Data items:

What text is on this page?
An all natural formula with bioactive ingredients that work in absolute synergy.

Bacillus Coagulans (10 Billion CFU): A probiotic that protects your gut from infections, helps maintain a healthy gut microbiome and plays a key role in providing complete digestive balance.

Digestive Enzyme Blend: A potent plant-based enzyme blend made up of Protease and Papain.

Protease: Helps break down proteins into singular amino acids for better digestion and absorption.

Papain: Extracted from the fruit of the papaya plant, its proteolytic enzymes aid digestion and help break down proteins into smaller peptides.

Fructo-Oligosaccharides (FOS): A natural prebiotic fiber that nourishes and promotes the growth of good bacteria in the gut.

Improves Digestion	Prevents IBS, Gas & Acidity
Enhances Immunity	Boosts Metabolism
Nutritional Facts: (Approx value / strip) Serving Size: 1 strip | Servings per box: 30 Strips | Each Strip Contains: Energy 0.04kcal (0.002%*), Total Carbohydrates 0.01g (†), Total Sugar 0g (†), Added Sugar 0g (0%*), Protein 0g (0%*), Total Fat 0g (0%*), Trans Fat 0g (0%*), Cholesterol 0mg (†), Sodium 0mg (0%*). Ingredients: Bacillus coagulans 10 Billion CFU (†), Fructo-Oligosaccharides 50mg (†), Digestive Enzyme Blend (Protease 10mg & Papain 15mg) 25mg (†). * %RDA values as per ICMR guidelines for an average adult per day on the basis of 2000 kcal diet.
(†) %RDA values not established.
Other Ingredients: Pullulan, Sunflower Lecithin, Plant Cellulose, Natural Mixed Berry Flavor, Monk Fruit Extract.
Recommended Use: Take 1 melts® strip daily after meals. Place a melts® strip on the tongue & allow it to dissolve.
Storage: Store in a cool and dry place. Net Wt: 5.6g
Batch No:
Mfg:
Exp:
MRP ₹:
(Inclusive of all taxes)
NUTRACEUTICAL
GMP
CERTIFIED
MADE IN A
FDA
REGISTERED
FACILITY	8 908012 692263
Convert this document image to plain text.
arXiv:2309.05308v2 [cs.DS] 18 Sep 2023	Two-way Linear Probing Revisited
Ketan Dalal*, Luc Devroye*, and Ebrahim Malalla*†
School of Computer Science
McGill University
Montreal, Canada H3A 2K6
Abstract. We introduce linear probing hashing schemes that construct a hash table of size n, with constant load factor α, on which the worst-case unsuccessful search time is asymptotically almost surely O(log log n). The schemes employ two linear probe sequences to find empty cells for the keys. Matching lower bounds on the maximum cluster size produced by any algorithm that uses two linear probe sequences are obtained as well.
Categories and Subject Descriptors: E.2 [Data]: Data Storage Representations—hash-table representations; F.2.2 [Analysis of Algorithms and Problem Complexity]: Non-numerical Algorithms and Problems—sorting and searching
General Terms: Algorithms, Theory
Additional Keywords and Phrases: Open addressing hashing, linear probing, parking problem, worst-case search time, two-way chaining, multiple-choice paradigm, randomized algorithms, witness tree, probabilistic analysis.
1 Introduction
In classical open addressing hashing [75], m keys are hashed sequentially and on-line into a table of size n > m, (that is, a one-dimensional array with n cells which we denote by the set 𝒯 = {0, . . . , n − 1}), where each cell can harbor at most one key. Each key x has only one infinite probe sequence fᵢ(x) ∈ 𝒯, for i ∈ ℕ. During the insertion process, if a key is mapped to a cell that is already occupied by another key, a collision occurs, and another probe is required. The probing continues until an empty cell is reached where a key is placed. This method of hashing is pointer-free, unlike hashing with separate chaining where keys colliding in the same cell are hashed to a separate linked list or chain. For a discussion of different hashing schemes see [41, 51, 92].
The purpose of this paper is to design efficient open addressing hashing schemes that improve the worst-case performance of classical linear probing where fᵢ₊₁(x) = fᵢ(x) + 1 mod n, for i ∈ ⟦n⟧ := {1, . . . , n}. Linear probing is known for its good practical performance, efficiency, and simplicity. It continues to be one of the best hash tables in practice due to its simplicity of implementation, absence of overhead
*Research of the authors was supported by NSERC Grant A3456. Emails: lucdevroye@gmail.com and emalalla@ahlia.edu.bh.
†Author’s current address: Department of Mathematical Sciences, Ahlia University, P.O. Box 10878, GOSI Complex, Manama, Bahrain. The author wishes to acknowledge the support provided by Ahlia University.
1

PROBLEM DETAILS: Every record above should be copied exactly.

RESPONSE TO THIS TASK:
What text is on this page?
An all natural formula with bioactive ingredients that work in absolute synergy.

Bacillus Coagulans (10 Billion CFU): A probiotic that protects your gut from infections, helps maintain a healthy gut microbiome and plays a key role in providing complete digestive balance.

Digestive Enzyme Blend: A potent plant-based enzyme blend made up of Protease and Papain.

Protease: Helps break down proteins into singular amino acids for better digestion and absorption.

Papain: Extracted from the fruit of the papaya plant, its proteolytic enzymes aid digestion and help break down proteins into smaller peptides.

Fructo-Oligosaccharides (FOS): A natural prebiotic fiber that nourishes and promotes the growth of good bacteria in the gut.

Improves Digestion	Prevents IBS, Gas & Acidity
Enhances Immunity	Boosts Metabolism
Nutritional Facts: (Approx value / strip) Serving Size: 1 strip | Servings per box: 30 Strips | Each Strip Contains: Energy 0.04kcal (0.002%*), Total Carbohydrates 0.01g (†), Total Sugar 0g (†), Added Sugar 0g (0%*), Protein 0g (0%*), Total Fat 0g (0%*), Trans Fat 0g (0%*), Cholesterol 0mg (†), Sodium 0mg (0%*). Ingredients: Bacillus coagulans 10 Billion CFU (†), Fructo-Oligosaccharides 50mg (†), Digestive Enzyme Blend (Protease 10mg & Papain 15mg) 25mg (†). * %RDA values as per ICMR guidelines for an average adult per day on the basis of 2000 kcal diet.
(†) %RDA values not established.
Other Ingredients: Pullulan, Sunflower Lecithin, Plant Cellulose, Natural Mixed Berry Flavor, Monk Fruit Extract.
Recommended Use: Take 1 melts® strip daily after meals. Place a melts® strip on the tongue & allow it to dissolve.
Storage: Store in a cool and dry place. Net Wt: 5.6g
Batch No:
Mfg:
Exp:
MRP ₹:
(Inclusive of all taxes)
NUTRACEUTICAL
GMP
CERTIFIED
MADE IN A
FDA
REGISTERED
FACILITY	8 908012 692263
Convert this document image to plain text.
arXiv:2309.05308v2 [cs.DS] 18 Sep 2023	Two-way Linear Probing Revisited
Ketan Dalal*, Luc Devroye*, and Ebrahim Malalla*†
School of Computer Science
McGill University
Montreal, Canada H3A 2K6
Abstract. We introduce linear probing hashing schemes that construct a hash table of size n, with constant load factor α, on which the worst-case unsuccessful search time is asymptotically almost surely O(log log n). The schemes employ two linear probe sequences to find empty cells for the keys. Matching lower bounds on the maximum cluster size produced by any algorithm that uses two linear probe sequences are obtained as well.
Categories and Subject Descriptors: E.2 [Data]: Data Storage Representations—hash-table representations; F.2.2 [Analysis of Algorithms and Problem Complexity]: Non-numerical Algorithms and Problems—sorting and searching
General Terms: Algorithms, Theory
Additional Keywords and Phrases: Open addressing hashing, linear probing, parking problem, worst-case search time, two-way chaining, multiple-choice paradigm, randomized algorithms, witness tree, probabilistic analysis.
1 Introduction
In classical open addressing hashing [75], m keys are hashed sequentially and on-line into a table of size n > m, (that is, a one-dimensional array with n cells which we denote by the set 𝒯 = {0, . . . , n − 1}), where each cell can harbor at most one key. Each key x has only one infinite probe sequence fᵢ(x) ∈ 𝒯, for i ∈ ℕ. During the insertion process, if a key is mapped to a cell that is already occupied by another key, a collision occurs, and another probe is required. The probing continues until an empty cell is reached where a key is placed. This method of hashing is pointer-free, unlike hashing with separate chaining where keys colliding in the same cell are hashed to a separate linked list or chain. For a discussion of different hashing schemes see [41, 51, 92].
The purpose of this paper is to design efficient open addressing hashing schemes that improve the worst-case performance of classical linear probing where fᵢ₊₁(x) = fᵢ(x) + 1 mod n, for i ∈ ⟦n⟧ := {1, . . . , n}. Linear probing is known for its good practical performance, efficiency, and simplicity. It continues to be one of the best hash tables in practice due to its simplicity of implementation, absence of overhead
*Research of the authors was supported by NSERC Grant A3456. Emails: lucdevroye@gmail.com and emalalla@ahlia.edu.bh.
†Author’s current address: Department of Mathematical Sciences, Ahlia University, P.O. Box 10878, GOSI Complex, Manama, Bahrain. The author wishes to acknowledge the support provided by Ahlia University.
1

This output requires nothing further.